- Description of the task
Reproduce the listing word for word, leaving every picture behind.

[Extracted data entries]

☆ ☆ ☆ ☆ ☆

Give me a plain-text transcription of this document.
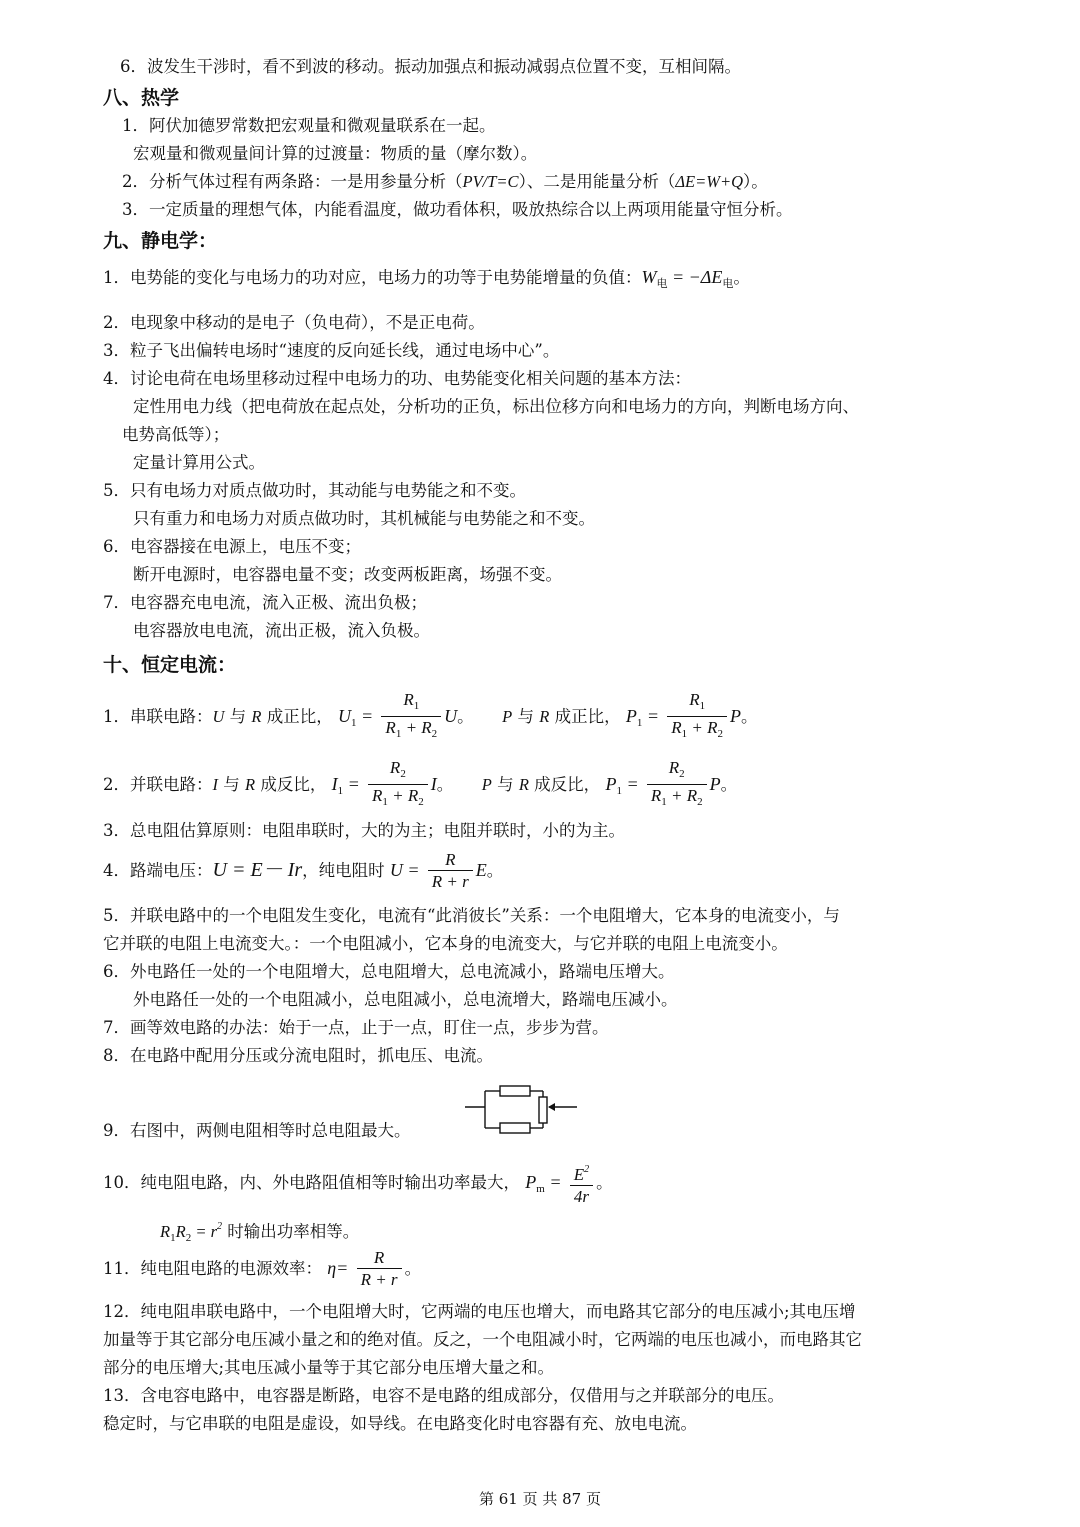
6．波发生干涉时，看不到波的移动。振动加强点和振动减弱点位置不变，互相间隔。
八、热学
1．阿伏加德罗常数把宏观量和微观量联系在一起。
宏观量和微观量间计算的过渡量：物质的量（摩尔数）。
2．分析气体过程有两条路：一是用参量分析（PV/T=C）、二是用能量分析（ΔE=W+Q）。
3．一定质量的理想气体，内能看温度，做功看体积，吸放热综合以上两项用能量守恒分析。
九、静电学：
1．电势能的变化与电场力的功对应，电场力的功等于电势能增量的负值：$W_电 = -\Delta E_电$。
2．电现象中移动的是电子（负电荷），不是正电荷。
3．粒子飞出偏转电场时“速度的反向延长线，通过电场中心”。
4．讨论电荷在电场里移动过程中电场力的功、电势能变化相关问题的基本方法：
定性用电力线（把电荷放在起点处，分析功的正负，标出位移方向和电场力的方向，判断电场方向、
电势高低等）；
定量计算用公式。
5．只有电场力对质点做功时，其动能与电势能之和不变。
只有重力和电场力对质点做功时，其机械能与电势能之和不变。
6．电容器接在电源上，电压不变；
断开电源时，电容器电量不变；改变两板距离，场强不变。
7．电容器充电电流，流入正极、流出负极；
电容器放电电流，流出正极，流入负极。
十、恒定电流：
1．串联电路：U 与 R 成正比， $U_1 = \frac{R_1}{R_1 + R_2}$ U。 P 与 R 成正比， $P_1 = \frac{R_1}{R_1 + R_2}$ P。
2．并联电路：I 与 R 成反比， $I_1 = \frac{R_2}{R_1 + R_2}$ I。 P 与 R 成反比， $P_1 = \frac{R_2}{R_1 + R_2}$ P。
3．总电阻估算原则：电阻串联时，大的为主；电阻并联时，小的为主。
4．路端电压：U = E－ Ir，纯电阻时 $U = \frac{R}{R + r}$ E。
5．并联电路中的一个电阻发生变化，电流有“此消彼长”关系：一个电阻增大，它本身的电流变小，与
它并联的电阻上电流变大。：一个电阻减小，它本身的电流变大，与它并联的电阻上电流变小。
6．外电路任一处的一个电阻增大，总电阻增大，总电流减小，路端电压增大。
外电路任一处的一个电阻减小，总电阻减小，总电流增大，路端电压减小。
7．画等效电路的办法：始于一点，止于一点，盯住一点，步步为营。
8．在电路中配用分压或分流电阻时，抓电压、电流。
9．右图中，两侧电阻相等时总电阻最大。
10．纯电阻电路，内、外电路阻值相等时输出功率最大， $P_m = \frac{E^2}{4r}$ 。
$R_1R_2 = r^2$ 时输出功率相等。
11．纯电阻电路的电源效率： $\eta= \frac{R}{R + r}$ 。
12．纯电阻串联电路中，一个电阻增大时，它两端的电压也增大，而电路其它部分的电压减小;其电压增
加量等于其它部分电压减小量之和的绝对值。反之，一个电阻减小时，它两端的电压也减小，而电路其它
部分的电压增大;其电压减小量等于其它部分电压增大量之和。
13．含电容电路中，电容器是断路，电容不是电路的组成部分，仅借用与之并联部分的电压。
稳定时，与它串联的电阻是虚设，如导线。在电路变化时电容器有充、放电电流。
第 61 页 共 87 页
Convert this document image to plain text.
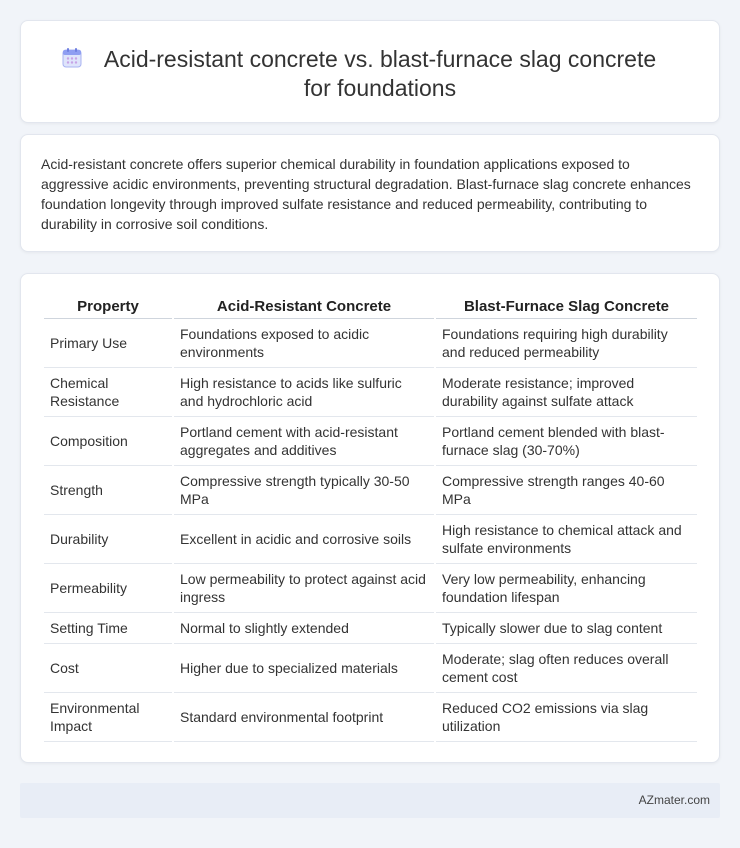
Acid-resistant concrete vs. blast-furnace slag concrete for foundations

Acid-resistant concrete offers superior chemical durability in foundation applications exposed to aggressive acidic environments, preventing structural degradation. Blast-furnace slag concrete enhances foundation longevity through improved sulfate resistance and reduced permeability, contributing to durability in corrosive soil conditions.

Property	Acid-Resistant Concrete	Blast-Furnace Slag Concrete
Primary Use	Foundations exposed to acidic environments	Foundations requiring high durability and reduced permeability
Chemical Resistance	High resistance to acids like sulfuric and hydrochloric acid	Moderate resistance; improved durability against sulfate attack
Composition	Portland cement with acid-resistant aggregates and additives	Portland cement blended with blast-furnace slag (30-70%)
Strength	Compressive strength typically 30-50 MPa	Compressive strength ranges 40-60 MPa
Durability	Excellent in acidic and corrosive soils	High resistance to chemical attack and sulfate environments
Permeability	Low permeability to protect against acid ingress	Very low permeability, enhancing foundation lifespan
Setting Time	Normal to slightly extended	Typically slower due to slag content
Cost	Higher due to specialized materials	Moderate; slag often reduces overall cement cost
Environmental Impact	Standard environmental footprint	Reduced CO2 emissions via slag utilization
AZmater.com
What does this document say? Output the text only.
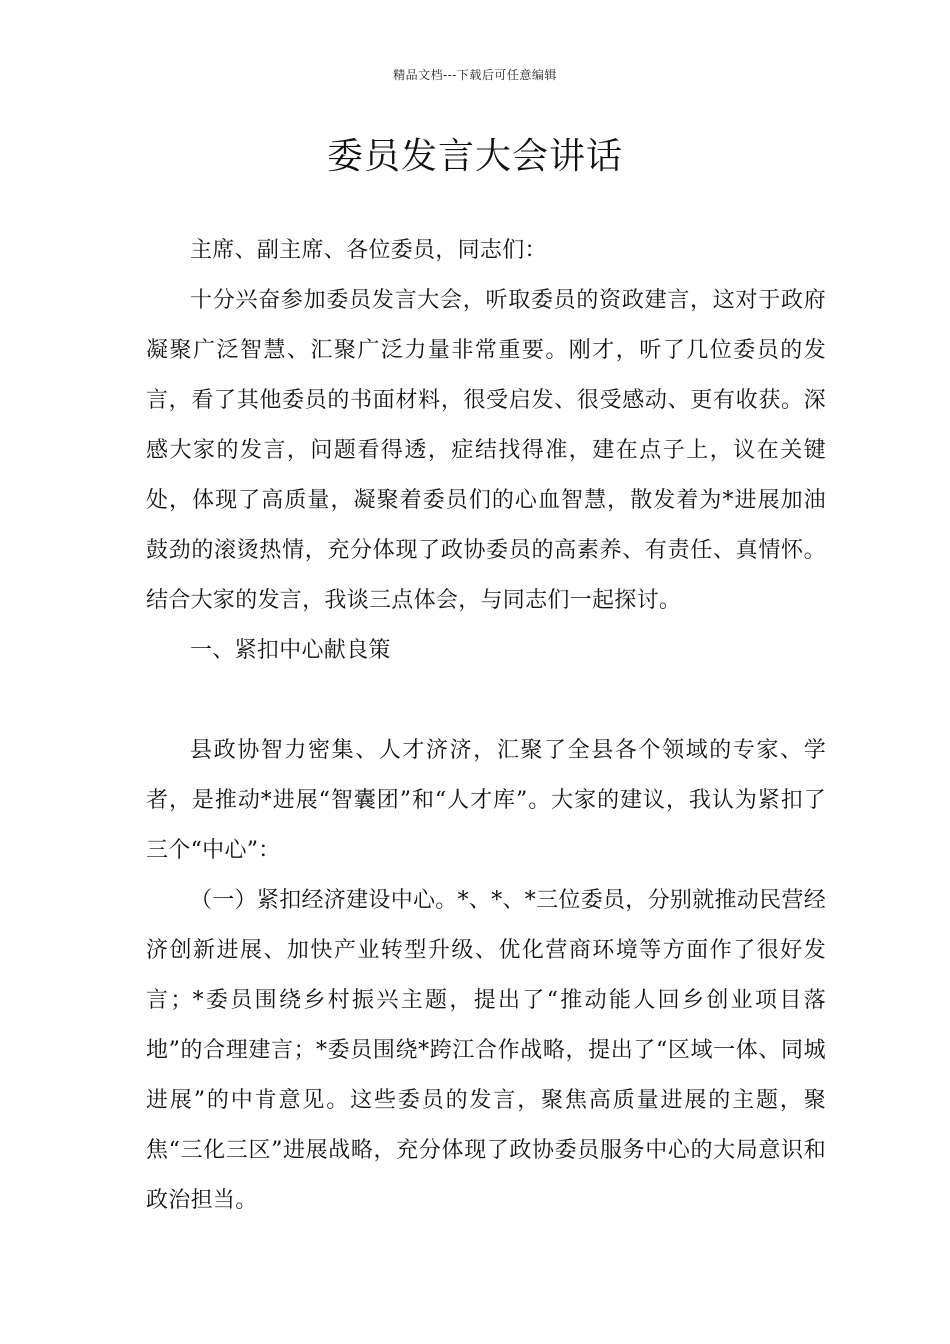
精品文档---下载后可任意编辑
委员发言大会讲话

主席、副主席、各位委员，同志们：

十分兴奋参加委员发言大会，听取委员的资政建言，这对于政府凝聚广泛智慧、汇聚广泛力量非常重要。刚才，听了几位委员的发言，看了其他委员的书面材料，很受启发、很受感动、更有收获。深感大家的发言，问题看得透，症结找得准，建在点子上，议在关键处，体现了高质量，凝聚着委员们的心血智慧，散发着为*进展加油鼓劲的滚烫热情，充分体现了政协委员的高素养、有责任、真情怀。结合大家的发言，我谈三点体会，与同志们一起探讨。

一、紧扣中心献良策

县政协智力密集、人才济济，汇聚了全县各个领域的专家、学者，是推动*进展“智囊团”和“人才库”。大家的建议，我认为紧扣了三个“中心”：

（一）紧扣经济建设中心。*、*、*三位委员，分别就推动民营经济创新进展、加快产业转型升级、优化营商环境等方面作了很好发言；*委员围绕乡村振兴主题，提出了“推动能人回乡创业项目落地”的合理建言；*委员围绕*跨江合作战略，提出了“区域一体、同城进展”的中肯意见。这些委员的发言，聚焦高质量进展的主题，聚焦“三化三区”进展战略，充分体现了政协委员服务中心的大局意识和政治担当。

☆ ☆ ☆ ☆ ☆

- Response to this task
Give me a plain-text transcription of this document.
6．波发生干涉时，看不到波的移动。振动加强点和振动减弱点位置不变，互相间隔。
八、热学
1．阿伏加德罗常数把宏观量和微观量联系在一起。
宏观量和微观量间计算的过渡量：物质的量（摩尔数）。
2．分析气体过程有两条路：一是用参量分析（PV/T=C）、二是用能量分析（ΔE=W+Q）。
3．一定质量的理想气体，内能看温度，做功看体积，吸放热综合以上两项用能量守恒分析。
九、静电学：
1．电势能的变化与电场力的功对应，电场力的功等于电势能增量的负值：$W_电 = -\Delta E_电$。
2．电现象中移动的是电子（负电荷），不是正电荷。
3．粒子飞出偏转电场时“速度的反向延长线，通过电场中心”。
4．讨论电荷在电场里移动过程中电场力的功、电势能变化相关问题的基本方法：
定性用电力线（把电荷放在起点处，分析功的正负，标出位移方向和电场力的方向，判断电场方向、
电势高低等）；
定量计算用公式。
5．只有电场力对质点做功时，其动能与电势能之和不变。
只有重力和电场力对质点做功时，其机械能与电势能之和不变。
6．电容器接在电源上，电压不变；
断开电源时，电容器电量不变；改变两板距离，场强不变。
7．电容器充电电流，流入正极、流出负极；
电容器放电电流，流出正极，流入负极。
十、恒定电流：
1．串联电路：U 与 R 成正比， $U_1 = \frac{R_1}{R_1 + R_2}$ U。 P 与 R 成正比， $P_1 = \frac{R_1}{R_1 + R_2}$ P。
2．并联电路：I 与 R 成反比， $I_1 = \frac{R_2}{R_1 + R_2}$ I。 P 与 R 成反比， $P_1 = \frac{R_2}{R_1 + R_2}$ P。
3．总电阻估算原则：电阻串联时，大的为主；电阻并联时，小的为主。
4．路端电压：U = E－ Ir，纯电阻时 $U = \frac{R}{R + r}$ E。
5．并联电路中的一个电阻发生变化，电流有“此消彼长”关系：一个电阻增大，它本身的电流变小，与
它并联的电阻上电流变大。：一个电阻减小，它本身的电流变大，与它并联的电阻上电流变小。
6．外电路任一处的一个电阻增大，总电阻增大，总电流减小，路端电压增大。
外电路任一处的一个电阻减小，总电阻减小，总电流增大，路端电压减小。
7．画等效电路的办法：始于一点，止于一点，盯住一点，步步为营。
8．在电路中配用分压或分流电阻时，抓电压、电流。
9．右图中，两侧电阻相等时总电阻最大。
10．纯电阻电路，内、外电路阻值相等时输出功率最大， $P_m = \frac{E^2}{4r}$ 。
$R_1R_2 = r^2$ 时输出功率相等。
11．纯电阻电路的电源效率： $\eta= \frac{R}{R + r}$ 。
12．纯电阻串联电路中，一个电阻增大时，它两端的电压也增大，而电路其它部分的电压减小;其电压增
加量等于其它部分电压减小量之和的绝对值。反之，一个电阻减小时，它两端的电压也减小，而电路其它
部分的电压增大;其电压减小量等于其它部分电压增大量之和。
13．含电容电路中，电容器是断路，电容不是电路的组成部分，仅借用与之并联部分的电压。
稳定时，与它串联的电阻是虚设，如导线。在电路变化时电容器有充、放电电流。
第 61 页 共 87 页
Convert this document image to plain text.
Acid-resistant concrete vs. blast-furnace slag concrete for foundations

Acid-resistant concrete offers superior chemical durability in foundation applications exposed to aggressive acidic environments, preventing structural degradation. Blast-furnace slag concrete enhances foundation longevity through improved sulfate resistance and reduced permeability, contributing to durability in corrosive soil conditions.

Property	Acid-Resistant Concrete	Blast-Furnace Slag Concrete
Primary Use	Foundations exposed to acidic environments	Foundations requiring high durability and reduced permeability
Chemical Resistance	High resistance to acids like sulfuric and hydrochloric acid	Moderate resistance; improved durability against sulfate attack
Composition	Portland cement with acid-resistant aggregates and additives	Portland cement blended with blast-furnace slag (30-70%)
Strength	Compressive strength typically 30-50 MPa	Compressive strength ranges 40-60 MPa
Durability	Excellent in acidic and corrosive soils	High resistance to chemical attack and sulfate environments
Permeability	Low permeability to protect against acid ingress	Very low permeability, enhancing foundation lifespan
Setting Time	Normal to slightly extended	Typically slower due to slag content
Cost	Higher due to specialized materials	Moderate; slag often reduces overall cement cost
Environmental Impact	Standard environmental footprint	Reduced CO2 emissions via slag utilization
AZmater.com
What does this document say? Output the text only.
精品文档---下载后可任意编辑
委员发言大会讲话

主席、副主席、各位委员，同志们：

十分兴奋参加委员发言大会，听取委员的资政建言，这对于政府凝聚广泛智慧、汇聚广泛力量非常重要。刚才，听了几位委员的发言，看了其他委员的书面材料，很受启发、很受感动、更有收获。深感大家的发言，问题看得透，症结找得准，建在点子上，议在关键处，体现了高质量，凝聚着委员们的心血智慧，散发着为*进展加油鼓劲的滚烫热情，充分体现了政协委员的高素养、有责任、真情怀。结合大家的发言，我谈三点体会，与同志们一起探讨。

一、紧扣中心献良策

县政协智力密集、人才济济，汇聚了全县各个领域的专家、学者，是推动*进展“智囊团”和“人才库”。大家的建议，我认为紧扣了三个“中心”：

（一）紧扣经济建设中心。*、*、*三位委员，分别就推动民营经济创新进展、加快产业转型升级、优化营商环境等方面作了很好发言；*委员围绕乡村振兴主题，提出了“推动能人回乡创业项目落地”的合理建言；*委员围绕*跨江合作战略，提出了“区域一体、同城进展”的中肯意见。这些委员的发言，聚焦高质量进展的主题，聚焦“三化三区”进展战略，充分体现了政协委员服务中心的大局意识和政治担当。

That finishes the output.